◆ EXCERPTED PASSAGE:

Today I am proud to share Red Hat Enterprise Linux Server for ARM Development Preview with our many wonderful partners. I look forward to working with all of those who want to join us in building an open and standards based ecosystem of awesomeness. Now is a great time to reach out to myself and the team to learn more about how to get involved. See you at Red Hat Summit!

On the future of the computing industry (part 1)

January 2nd, 2014

Over the course of the next few months, I will write much about where I see the industry heading in 2014, 2015, and over the course of the coming decades. This first post is about the move to verticalized solutions, but at the same time the potential for a truly Open commoditized Cloud computing platform of the future.

The world I see ahead is a future of inevitable, unpreventable verticalization, which can be steered (by a few good men and women) to retain an Open (enough) software platform. It’s not all about ARM. But let’s take ARM as an example (and only an example here). For a “few” million dollars, I can license an architecture and SoC component IP sufficient to build my own “Server-on-Chip” style design integrating all of the features that I want on-die and/or on-package. For a bit more, I can license the architecture itself and go build it myself. “It” isn’t a Computer Architecture. “It” is a Hyperscale server SoC exploiting integration advances to do everything on-chip that we used to build in giant boxes filled with air. There are plenty enough people out there you can hire to go do this. Some will succeed, other will fail, but the minds are available on the market today.

◆ WRITTEN PROBLEM 1: In the records, copy every line between the line holding "802.11 TGbh [545,676,791,700]" and the line holding "802.11 TGbf [545,499,791,523]", inclusive.
The passage and the records have unrelated sources.

◆ RECORDS PROVIDED:
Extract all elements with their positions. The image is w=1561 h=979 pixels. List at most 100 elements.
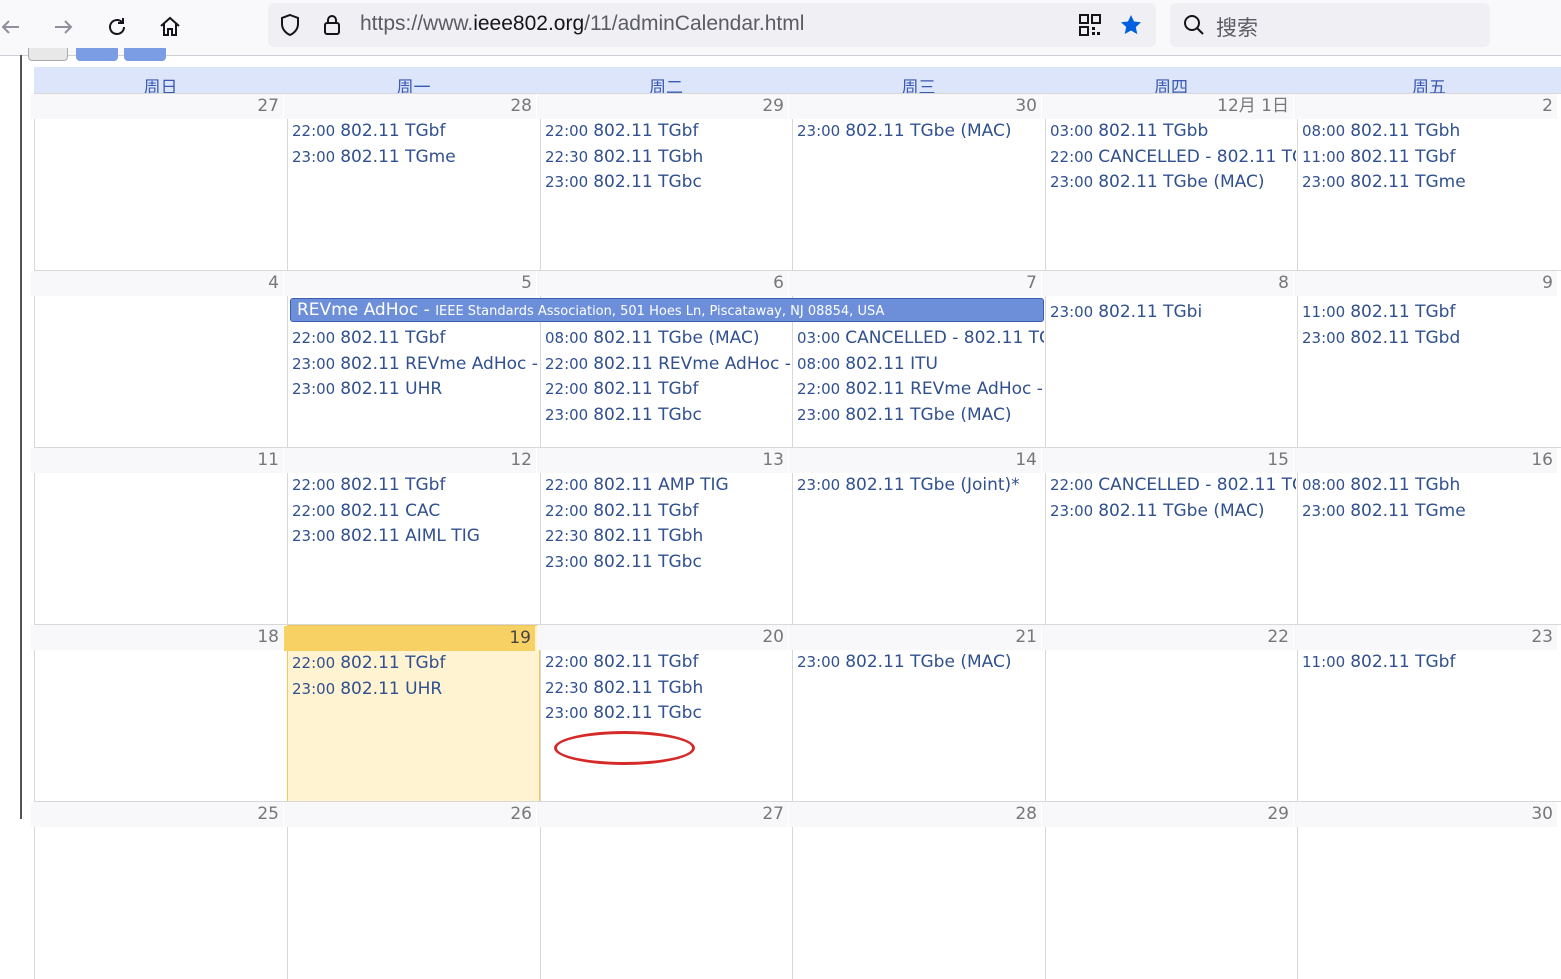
calendar-event[interactable]: 22:30 802.11 TGbh [545,676,791,700]
multi-day-event-banner[interactable]: REVme AdHoc - IEEE Standards Association… [290,298,1044,322]
day-number[interactable]: 16 [1294,448,1557,473]
calendar-event[interactable]: 22:00802.11 REVme AdHoc - IEEE [545,352,791,376]
day-number[interactable]: 9 [1294,271,1557,296]
calendar-event[interactable]: 22:00 802.11 TGbf [545,499,791,523]
day-cell[interactable]: 12月 1日 03:00 802.11 TGbb 22:00 CANCELLED - 8… [1042,94,1297,271]
day-number[interactable]: 15 [1042,448,1293,473]
calendar-event[interactable]: 23:00 802.11 TGbc [545,403,791,427]
day-number[interactable]: 30 [789,94,1041,119]
calendar-event[interactable]: 22:00 802.11 TGbf [545,119,791,143]
day-cell[interactable]: 25 [31,802,287,979]
day-cell[interactable]: 14 23:00 802.11 TGbe (Joint)* [789,448,1045,625]
calendar-event[interactable]: 23:00 802.11 TGbc [545,170,791,194]
day-number[interactable]: 30 [1294,802,1557,827]
calendar-event[interactable]: 08:00 802.11 TGbh [1302,473,1560,497]
calendar-event[interactable]: 11:00 802.11 TGbf [1302,145,1560,169]
day-number[interactable]: 12 [284,448,536,473]
calendar-view-button[interactable] [124,48,166,61]
calendar-event[interactable]: 22:00802.11 REVme AdHoc - IEEE [797,377,1044,401]
calendar-event[interactable]: 23:00 802.11 TGme [1302,170,1560,194]
day-number[interactable]: 7 [789,271,1041,296]
calendar-event[interactable]: 23:00 802.11 TGbi [1050,300,1296,324]
calendar-event[interactable]: 22:00 802.11 AMP TIG [545,473,791,497]
day-cell[interactable]: 2 08:00 802.11 TGbh 11:00 802.11 TGbf 23:00 80… [1294,94,1561,271]
day-number[interactable]: 13 [537,448,788,473]
calendar-event[interactable]: 23:00 802.11 TGbc [545,550,791,574]
back-button[interactable] [0,10,28,44]
day-number[interactable]: 14 [789,448,1041,473]
bookmark-star-icon[interactable] [1119,13,1143,37]
day-number[interactable]: 29 [537,94,788,119]
day-number[interactable]: 27 [31,94,283,119]
day-number[interactable]: 19 [284,626,535,651]
calendar-view-button[interactable] [76,48,118,61]
day-cell[interactable]: 18 [31,625,287,802]
calendar-event[interactable]: 23:00 802.11 TGbe (Joint)* [797,473,1044,497]
calendar-event[interactable]: 11:00 802.11 TGbf [1302,300,1560,324]
qr-code-icon[interactable] [1078,13,1102,37]
calendar-event[interactable]: 08:00 802.11 ITU [797,352,1044,376]
day-number[interactable]: 28 [284,94,536,119]
day-cell[interactable]: 29 22:00 802.11 TGbf 22:30 802.11 TGbh 23:00 8… [537,94,792,271]
day-cell[interactable]: 30 23:00 802.11 TGbe (MAC) [789,94,1045,271]
calendar-event[interactable]: 03:00 802.11 TGbb [1050,119,1296,143]
calendar-event[interactable]: 23:00 802.11 TGbe (MAC) [1050,499,1296,523]
day-cell[interactable]: 23 11:00 802.11 TGbf [1294,625,1561,802]
day-cell-today[interactable]: 19 22:00 802.11 TGbf 23:00 802.11 UHR [284,625,540,802]
day-cell[interactable]: 11 [31,448,287,625]
day-cell[interactable]: 9 11:00 802.11 TGbf 23:00 802.11 TGbd [1294,271,1561,448]
day-cell[interactable]: 26 [284,802,540,979]
day-cell[interactable]: 20 22:00 802.11 TGbf 22:30 802.11 TGbh 23:00 8… [537,625,792,802]
url-text[interactable]: https://www.ieee802.org/11/adminCalendar… [360,12,804,36]
day-cell[interactable]: 12 22:00 802.11 TGbf 22:00 802.11 CAC 23:00 80… [284,448,540,625]
search-bar[interactable]: 搜索 [1170,3,1490,47]
day-cell[interactable]: 28 22:00 802.11 TGbf 23:00 802.11 TGme [284,94,540,271]
day-number[interactable]: 28 [789,802,1041,827]
calendar-event[interactable]: 23:00 802.11 TGbe (MAC) [1050,170,1296,194]
calendar-event[interactable]: 23:00 802.11 TGbe (MAC) [797,403,1044,427]
calendar-event[interactable]: 03:00CANCELLED - 802.11 TGbe [797,326,1044,350]
shield-icon[interactable] [278,13,302,37]
day-cell[interactable]: 28 [789,802,1045,979]
day-cell[interactable]: 13 22:00 802.11 AMP TIG 22:00 802.11 TGbf 22:… [537,448,792,625]
forward-button[interactable] [46,10,80,44]
calendar-event[interactable]: 23:00 802.11 UHR [292,377,539,401]
calendar-event[interactable]: 11:00 802.11 TGbf [1302,650,1560,674]
day-cell[interactable]: 27 [537,802,792,979]
day-cell[interactable]: 8 23:00 802.11 TGbi [1042,271,1297,448]
day-number[interactable]: 27 [537,802,788,827]
day-cell[interactable]: 22 [1042,625,1297,802]
calendar-event[interactable]: 23:00 802.11 TGbe (MAC) [797,650,1044,674]
calendar-event[interactable]: 23:00 802.11 TGme [292,145,539,169]
day-cell[interactable]: 21 23:00 802.11 TGbe (MAC) [789,625,1045,802]
day-number[interactable]: 11 [31,448,283,473]
calendar-event[interactable]: 23:00 802.11 TGbe (MAC) [797,119,1044,143]
day-number[interactable]: 23 [1294,625,1557,650]
calendar-event[interactable]: 23:00 802.11 TGbc [545,701,791,725]
calendar-event[interactable]: 22:30 802.11 TGbh [545,145,791,169]
day-number[interactable]: 4 [31,271,283,296]
day-number[interactable]: 5 [284,271,536,296]
day-number[interactable]: 6 [537,271,788,296]
calendar-event[interactable]: 08:00 802.11 TGbe (MAC) [545,326,791,350]
day-number[interactable]: 22 [1042,625,1293,650]
calendar-event[interactable]: 22:00 802.11 TGbf [545,377,791,401]
day-cell[interactable]: 4 [31,271,287,448]
day-cell[interactable]: 16 08:00 802.11 TGbh 23:00 802.11 TGme [1294,448,1561,625]
day-number[interactable]: 25 [31,802,283,827]
calendar-event[interactable]: 22:00 802.11 TGbf [292,119,539,143]
calendar-event[interactable]: 22:00 802.11 TGbf [292,326,539,350]
day-cell[interactable]: 1522:00CANCELLED - 802.11 TGbe23:00802.1… [1042,448,1297,625]
day-cell[interactable]: 27 [31,94,287,271]
day-number[interactable]: 29 [1042,802,1293,827]
calendar-event[interactable]: 22:30 802.11 TGbh [545,524,791,548]
calendar-event[interactable]: 22:00 802.11 TGbf [545,650,791,674]
day-number[interactable]: 8 [1042,271,1293,296]
calendar-event[interactable]: 22:00 802.11 CAC [292,499,539,523]
day-number[interactable]: 21 [789,625,1041,650]
calendar-event[interactable]: 23:00 802.11 AIML TIG [292,524,539,548]
day-cell[interactable]: 30 [1294,802,1561,979]
home-button[interactable] [153,10,187,44]
lock-icon[interactable] [320,13,344,37]
calendar-event[interactable]: 23:00 802.11 TGme [1302,499,1560,523]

◆ WRITTEN PROBLEM 2: Reproduce the passage word for word between "On the future" and "of the future.", inclusive.

◆ EXERCISE SOLUTION 1:
calendar-event[interactable]: 22:30 802.11 TGbh [545,676,791,700]
multi-day-event-banner[interactable]: REVme AdHoc - IEEE Standards Association… [290,298,1044,322]
day-number[interactable]: 16 [1294,448,1557,473]
calendar-event[interactable]: 22:00802.11 REVme AdHoc - IEEE [545,352,791,376]
day-number[interactable]: 9 [1294,271,1557,296]
calendar-event[interactable]: 22:00 802.11 TGbf [545,499,791,523]

◆ EXERCISE SOLUTION 2:
On the future of the computing industry (part 1)

January 2nd, 2014

Over the course of the next few months, I will write much about where I see the industry heading in 2014, 2015, and over the course of the coming decades. This first post is about the move to verticalized solutions, but at the same time the potential for a truly Open commoditized Cloud computing platform of the future.